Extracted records
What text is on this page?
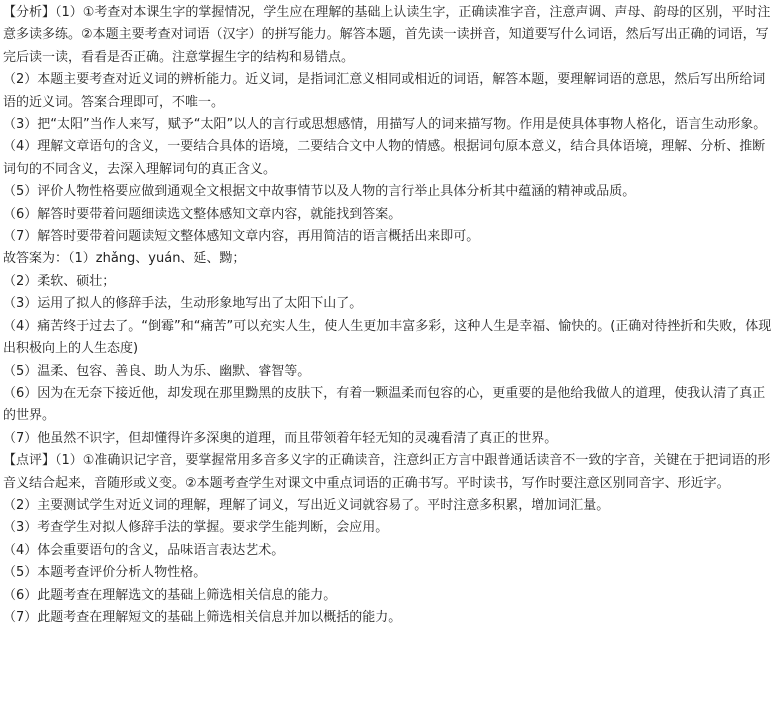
【分析】（1）①考查对本课生字的掌握情况，学生应在理解的基础上认读生字，正确读准字音，注意声调、声母、韵母的区别，平时注意多读多练。②本题主要考查对词语（汉字）的拼写能力。解答本题，首先读一读拼音，知道要写什么词语，然后写出正确的词语，写完后读一读，看看是否正确。注意掌握生字的结构和易错点。

（2）本题主要考查对近义词的辨析能力。近义词，是指词汇意义相同或相近的词语，解答本题，要理解词语的意思，然后写出所给词语的近义词。答案合理即可，不唯一。

（3）把“太阳”当作人来写，赋予“太阳”以人的言行或思想感情，用描写人的词来描写物。作用是使具体事物人格化，语言生动形象。

（4）理解文章语句的含义，一要结合具体的语境，二要结合文中人物的情感。根据词句原本意义，结合具体语境，理解、分析、推断词句的不同含义，去深入理解词句的真正含义。

（5）评价人物性格要应做到通观全文根据文中故事情节以及人物的言行举止具体分析其中蕴涵的精神或品质。

（6）解答时要带着问题细读选文整体感知文章内容，就能找到答案。

（7）解答时要带着问题读短文整体感知文章内容，再用简洁的语言概括出来即可。

故答案为：（1）zhǎng、yuán、延、黝；

（2）柔软、硕壮；

（3）运用了拟人的修辞手法，生动形象地写出了太阳下山了。

（4）痛苦终于过去了。“倒霉”和“痛苦”可以充实人生，使人生更加丰富多彩，这种人生是幸福、愉快的。(正确对待挫折和失败，体现出积极向上的人生态度)

（5）温柔、包容、善良、助人为乐、幽默、睿智等。

（6）因为在无奈下接近他，却发现在那里黝黑的皮肤下，有着一颗温柔而包容的心，更重要的是他给我做人的道理，使我认清了真正的世界。

（7）他虽然不识字，但却懂得许多深奥的道理，而且带领着年轻无知的灵魂看清了真正的世界。

【点评】（1）①准确识记字音，要掌握常用多音多义字的正确读音，注意纠正方言中跟普通话读音不一致的字音，关键在于把词语的形音义结合起来，音随形或义变。②本题考查学生对课文中重点词语的正确书写。平时读书，写作时要注意区别同音字、形近字。

（2）主要测试学生对近义词的理解，理解了词义，写出近义词就容易了。平时注意多积累，增加词汇量。

（3）考查学生对拟人修辞手法的掌握。要求学生能判断，会应用。

（4）体会重要语句的含义，品味语言表达艺术。

（5）本题考查评价分析人物性格。

（6）此题考查在理解选文的基础上筛选相关信息的能力。

（7）此题考查在理解短文的基础上筛选相关信息并加以概括的能力。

* [Exercise brief]: Pictures in the records must not appear in the copy; transcribe everything else precisely.

* [Exercise result]:
What text is on this page?
【分析】（1）①考查对本课生字的掌握情况，学生应在理解的基础上认读生字，正确读准字音，注意声调、声母、韵母的区别，平时注意多读多练。②本题主要考查对词语（汉字）的拼写能力。解答本题，首先读一读拼音，知道要写什么词语，然后写出正确的词语，写完后读一读，看看是否正确。注意掌握生字的结构和易错点。

（2）本题主要考查对近义词的辨析能力。近义词，是指词汇意义相同或相近的词语，解答本题，要理解词语的意思，然后写出所给词语的近义词。答案合理即可，不唯一。

（3）把“太阳”当作人来写，赋予“太阳”以人的言行或思想感情，用描写人的词来描写物。作用是使具体事物人格化，语言生动形象。

（4）理解文章语句的含义，一要结合具体的语境，二要结合文中人物的情感。根据词句原本意义，结合具体语境，理解、分析、推断词句的不同含义，去深入理解词句的真正含义。

（5）评价人物性格要应做到通观全文根据文中故事情节以及人物的言行举止具体分析其中蕴涵的精神或品质。

（6）解答时要带着问题细读选文整体感知文章内容，就能找到答案。

（7）解答时要带着问题读短文整体感知文章内容，再用简洁的语言概括出来即可。

故答案为：（1）zhǎng、yuán、延、黝；

（2）柔软、硕壮；

（3）运用了拟人的修辞手法，生动形象地写出了太阳下山了。

（4）痛苦终于过去了。“倒霉”和“痛苦”可以充实人生，使人生更加丰富多彩，这种人生是幸福、愉快的。(正确对待挫折和失败，体现出积极向上的人生态度)

（5）温柔、包容、善良、助人为乐、幽默、睿智等。

（6）因为在无奈下接近他，却发现在那里黝黑的皮肤下，有着一颗温柔而包容的心，更重要的是他给我做人的道理，使我认清了真正的世界。

（7）他虽然不识字，但却懂得许多深奥的道理，而且带领着年轻无知的灵魂看清了真正的世界。

【点评】（1）①准确识记字音，要掌握常用多音多义字的正确读音，注意纠正方言中跟普通话读音不一致的字音，关键在于把词语的形音义结合起来，音随形或义变。②本题考查学生对课文中重点词语的正确书写。平时读书，写作时要注意区别同音字、形近字。

（2）主要测试学生对近义词的理解，理解了词义，写出近义词就容易了。平时注意多积累，增加词汇量。

（3）考查学生对拟人修辞手法的掌握。要求学生能判断，会应用。

（4）体会重要语句的含义，品味语言表达艺术。

（5）本题考查评价分析人物性格。

（6）此题考查在理解选文的基础上筛选相关信息的能力。

（7）此题考查在理解短文的基础上筛选相关信息并加以概括的能力。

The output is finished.